- WHAT THE TASK ASKS -
Find every line below that contains the word "ترسیم" and copy it out.

[Collected data entries]
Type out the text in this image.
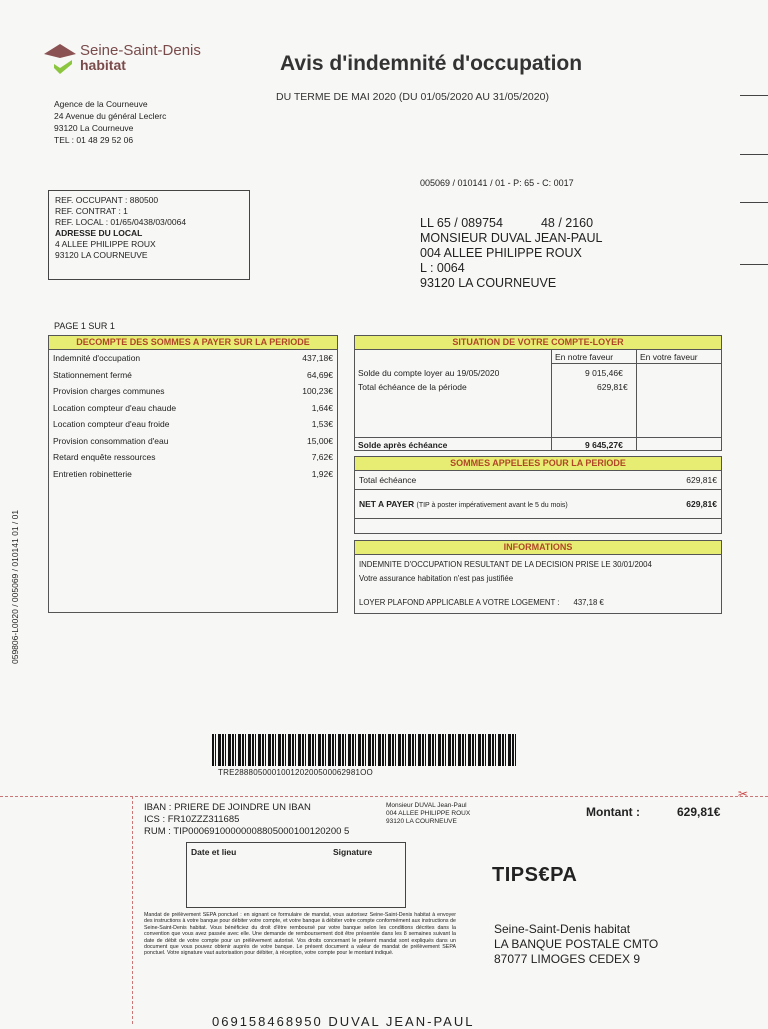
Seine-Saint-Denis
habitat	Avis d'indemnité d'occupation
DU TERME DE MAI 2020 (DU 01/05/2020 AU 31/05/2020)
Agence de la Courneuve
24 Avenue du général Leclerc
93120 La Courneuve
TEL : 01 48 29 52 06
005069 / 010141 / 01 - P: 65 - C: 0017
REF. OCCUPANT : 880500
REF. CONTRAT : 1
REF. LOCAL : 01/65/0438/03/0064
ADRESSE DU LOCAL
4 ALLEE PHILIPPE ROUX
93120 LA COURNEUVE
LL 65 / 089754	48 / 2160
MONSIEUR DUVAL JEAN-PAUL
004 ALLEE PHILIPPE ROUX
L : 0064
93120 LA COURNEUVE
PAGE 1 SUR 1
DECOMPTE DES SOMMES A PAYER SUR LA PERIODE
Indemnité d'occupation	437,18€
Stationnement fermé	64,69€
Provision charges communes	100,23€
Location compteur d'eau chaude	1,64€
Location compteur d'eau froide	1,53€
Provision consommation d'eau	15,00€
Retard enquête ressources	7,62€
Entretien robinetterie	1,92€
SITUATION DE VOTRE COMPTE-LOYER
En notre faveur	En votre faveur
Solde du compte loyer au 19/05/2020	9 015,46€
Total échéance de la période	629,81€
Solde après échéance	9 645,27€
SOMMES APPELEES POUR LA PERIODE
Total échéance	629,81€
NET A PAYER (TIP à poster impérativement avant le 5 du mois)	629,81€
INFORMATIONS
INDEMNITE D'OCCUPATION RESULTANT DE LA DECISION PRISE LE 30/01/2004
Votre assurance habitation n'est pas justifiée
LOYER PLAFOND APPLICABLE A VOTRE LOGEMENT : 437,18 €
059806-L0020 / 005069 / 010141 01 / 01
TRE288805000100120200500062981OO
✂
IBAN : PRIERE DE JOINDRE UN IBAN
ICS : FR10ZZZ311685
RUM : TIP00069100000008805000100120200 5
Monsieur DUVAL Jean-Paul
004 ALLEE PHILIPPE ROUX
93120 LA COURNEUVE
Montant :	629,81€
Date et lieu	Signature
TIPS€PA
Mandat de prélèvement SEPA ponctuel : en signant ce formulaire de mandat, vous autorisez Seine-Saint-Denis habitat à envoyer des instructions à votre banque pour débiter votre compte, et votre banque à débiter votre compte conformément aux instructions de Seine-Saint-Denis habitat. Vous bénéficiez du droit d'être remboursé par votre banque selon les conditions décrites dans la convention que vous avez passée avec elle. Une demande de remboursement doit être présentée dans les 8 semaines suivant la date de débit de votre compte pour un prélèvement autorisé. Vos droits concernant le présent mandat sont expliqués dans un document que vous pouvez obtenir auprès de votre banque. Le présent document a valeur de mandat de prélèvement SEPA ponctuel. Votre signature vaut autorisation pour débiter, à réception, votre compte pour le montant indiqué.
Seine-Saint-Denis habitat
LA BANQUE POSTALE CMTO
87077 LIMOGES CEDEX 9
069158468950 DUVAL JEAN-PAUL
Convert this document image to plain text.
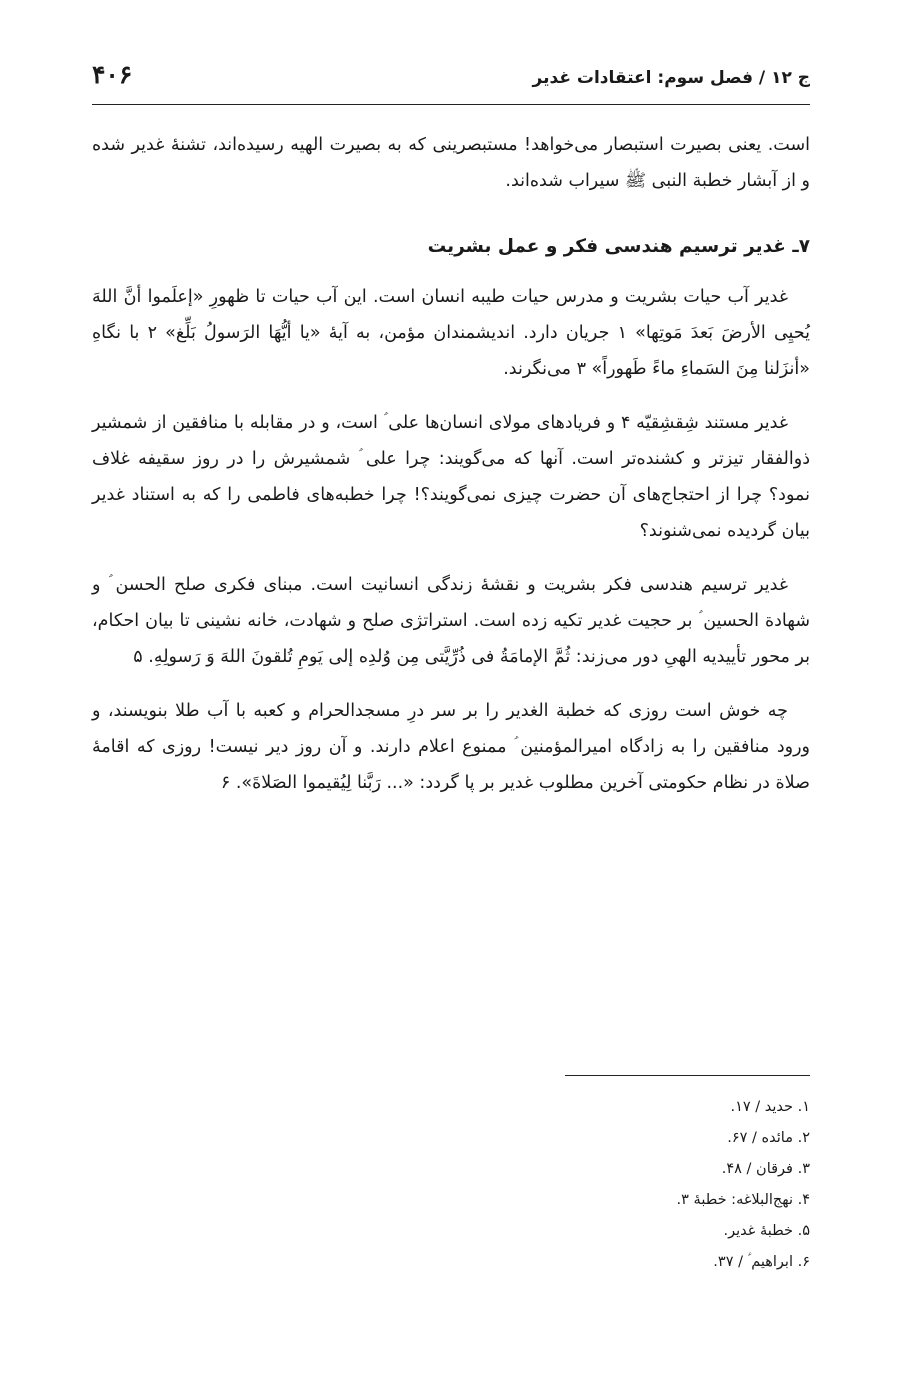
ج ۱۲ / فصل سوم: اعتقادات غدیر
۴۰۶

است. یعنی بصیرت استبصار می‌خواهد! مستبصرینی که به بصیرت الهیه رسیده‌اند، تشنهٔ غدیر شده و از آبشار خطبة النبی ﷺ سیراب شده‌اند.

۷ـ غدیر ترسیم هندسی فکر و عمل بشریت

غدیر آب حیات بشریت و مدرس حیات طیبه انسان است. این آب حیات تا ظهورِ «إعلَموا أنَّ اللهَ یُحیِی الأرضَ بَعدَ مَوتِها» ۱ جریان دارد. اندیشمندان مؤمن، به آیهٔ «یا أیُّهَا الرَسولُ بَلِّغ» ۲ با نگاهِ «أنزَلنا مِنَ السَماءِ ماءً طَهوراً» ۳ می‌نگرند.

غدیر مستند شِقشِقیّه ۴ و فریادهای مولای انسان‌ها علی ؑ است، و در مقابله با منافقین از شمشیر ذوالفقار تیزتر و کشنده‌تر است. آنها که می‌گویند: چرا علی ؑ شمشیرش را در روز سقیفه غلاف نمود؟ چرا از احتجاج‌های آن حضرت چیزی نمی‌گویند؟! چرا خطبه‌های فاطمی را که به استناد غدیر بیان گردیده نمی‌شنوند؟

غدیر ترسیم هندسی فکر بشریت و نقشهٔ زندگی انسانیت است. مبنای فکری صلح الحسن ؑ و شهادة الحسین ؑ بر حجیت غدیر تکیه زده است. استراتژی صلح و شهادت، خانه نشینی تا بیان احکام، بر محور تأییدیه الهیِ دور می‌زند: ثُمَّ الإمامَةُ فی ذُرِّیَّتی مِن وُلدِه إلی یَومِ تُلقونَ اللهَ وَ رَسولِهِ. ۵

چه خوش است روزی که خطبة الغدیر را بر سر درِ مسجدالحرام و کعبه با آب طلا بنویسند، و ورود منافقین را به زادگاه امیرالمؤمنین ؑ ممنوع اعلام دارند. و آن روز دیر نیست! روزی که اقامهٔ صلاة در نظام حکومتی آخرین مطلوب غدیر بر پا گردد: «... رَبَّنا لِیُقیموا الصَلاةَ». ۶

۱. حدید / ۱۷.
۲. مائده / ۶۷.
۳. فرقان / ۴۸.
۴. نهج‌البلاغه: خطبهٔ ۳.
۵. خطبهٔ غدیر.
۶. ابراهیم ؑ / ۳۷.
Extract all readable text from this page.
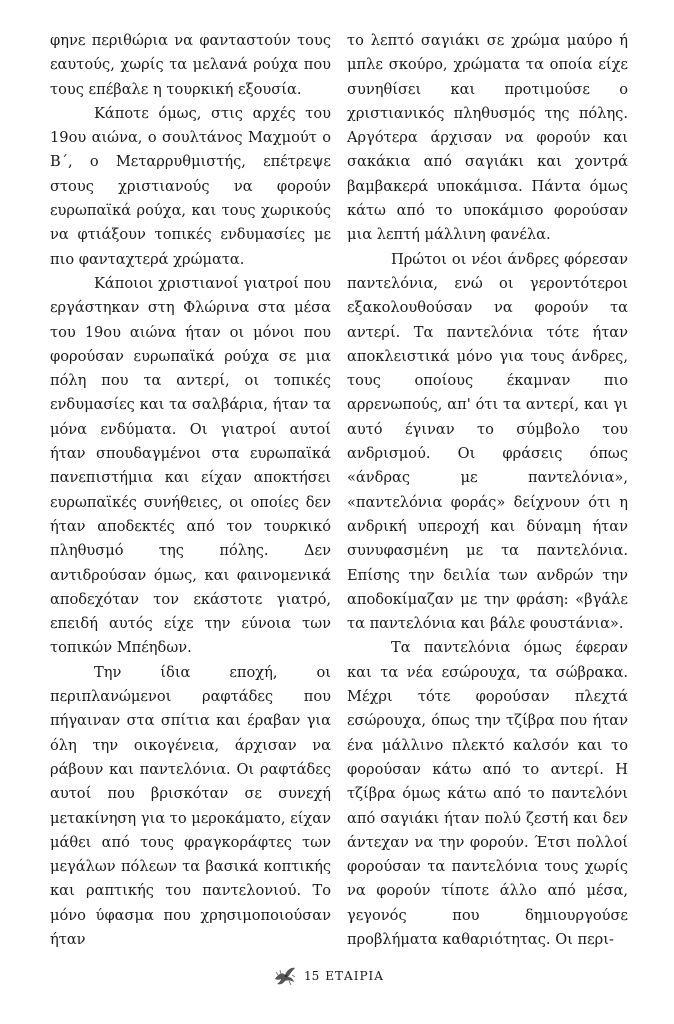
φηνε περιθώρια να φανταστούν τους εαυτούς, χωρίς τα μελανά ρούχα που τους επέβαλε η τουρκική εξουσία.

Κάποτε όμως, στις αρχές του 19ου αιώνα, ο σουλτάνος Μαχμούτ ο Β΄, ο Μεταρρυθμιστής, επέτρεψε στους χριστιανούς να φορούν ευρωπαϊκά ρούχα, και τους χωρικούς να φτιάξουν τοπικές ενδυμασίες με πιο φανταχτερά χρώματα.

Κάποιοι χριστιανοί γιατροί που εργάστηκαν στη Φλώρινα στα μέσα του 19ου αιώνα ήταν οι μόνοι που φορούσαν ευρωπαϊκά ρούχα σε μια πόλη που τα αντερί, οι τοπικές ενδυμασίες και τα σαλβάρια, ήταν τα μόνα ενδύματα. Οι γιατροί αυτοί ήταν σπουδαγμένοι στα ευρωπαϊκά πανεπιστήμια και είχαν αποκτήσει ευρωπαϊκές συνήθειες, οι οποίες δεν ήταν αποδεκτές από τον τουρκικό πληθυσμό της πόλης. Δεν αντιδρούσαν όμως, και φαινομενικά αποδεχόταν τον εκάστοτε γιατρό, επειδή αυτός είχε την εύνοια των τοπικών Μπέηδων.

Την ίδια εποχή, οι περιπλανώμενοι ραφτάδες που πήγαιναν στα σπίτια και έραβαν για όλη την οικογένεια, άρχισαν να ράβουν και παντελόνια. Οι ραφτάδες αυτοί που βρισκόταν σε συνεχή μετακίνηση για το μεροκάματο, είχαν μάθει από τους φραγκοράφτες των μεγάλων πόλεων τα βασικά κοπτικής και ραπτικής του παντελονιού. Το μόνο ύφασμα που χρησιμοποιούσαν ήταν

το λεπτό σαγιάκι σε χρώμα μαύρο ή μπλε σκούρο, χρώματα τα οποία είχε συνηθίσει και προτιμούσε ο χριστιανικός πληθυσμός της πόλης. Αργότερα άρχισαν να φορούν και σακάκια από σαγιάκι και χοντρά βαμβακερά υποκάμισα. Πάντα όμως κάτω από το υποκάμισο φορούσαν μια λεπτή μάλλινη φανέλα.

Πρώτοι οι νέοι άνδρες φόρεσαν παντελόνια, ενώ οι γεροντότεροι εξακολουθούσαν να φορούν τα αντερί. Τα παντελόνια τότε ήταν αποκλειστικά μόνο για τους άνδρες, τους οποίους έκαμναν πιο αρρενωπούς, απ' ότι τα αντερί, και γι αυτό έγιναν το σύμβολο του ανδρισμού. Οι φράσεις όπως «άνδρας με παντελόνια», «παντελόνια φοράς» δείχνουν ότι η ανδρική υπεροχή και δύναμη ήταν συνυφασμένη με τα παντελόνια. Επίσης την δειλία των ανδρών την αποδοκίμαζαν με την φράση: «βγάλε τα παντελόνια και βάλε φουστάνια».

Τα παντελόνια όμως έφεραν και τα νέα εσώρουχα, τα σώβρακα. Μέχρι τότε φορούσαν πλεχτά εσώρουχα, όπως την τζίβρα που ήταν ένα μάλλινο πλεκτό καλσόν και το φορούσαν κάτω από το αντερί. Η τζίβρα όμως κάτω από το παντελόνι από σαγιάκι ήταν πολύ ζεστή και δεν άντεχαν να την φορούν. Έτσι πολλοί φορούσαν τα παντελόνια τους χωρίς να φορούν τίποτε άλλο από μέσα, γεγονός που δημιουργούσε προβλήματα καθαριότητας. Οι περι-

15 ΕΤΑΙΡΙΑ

- EXERCISE SOLUTION -
۷ـ غدیر ترسیم هندسی فکر و عمل بشریت
غدیر ترسیم هندسی فکر بشریت و نقشهٔ زندگی انسانیت است. مبنای فکری صلح الحسن ؑ و شهادة الحسین ؑ بر حجیت غدیر تکیه زده است. استراتژی صلح و شهادت، خانه نشینی تا بیان احکام، بر محور تأییدیه الهیِ دور می‌زند: ثُمَّ الإمامَةُ فی ذُرِّیَّتی مِن وُلدِه إلی یَومِ تُلقونَ اللهَ وَ رَسولِهِ. ۵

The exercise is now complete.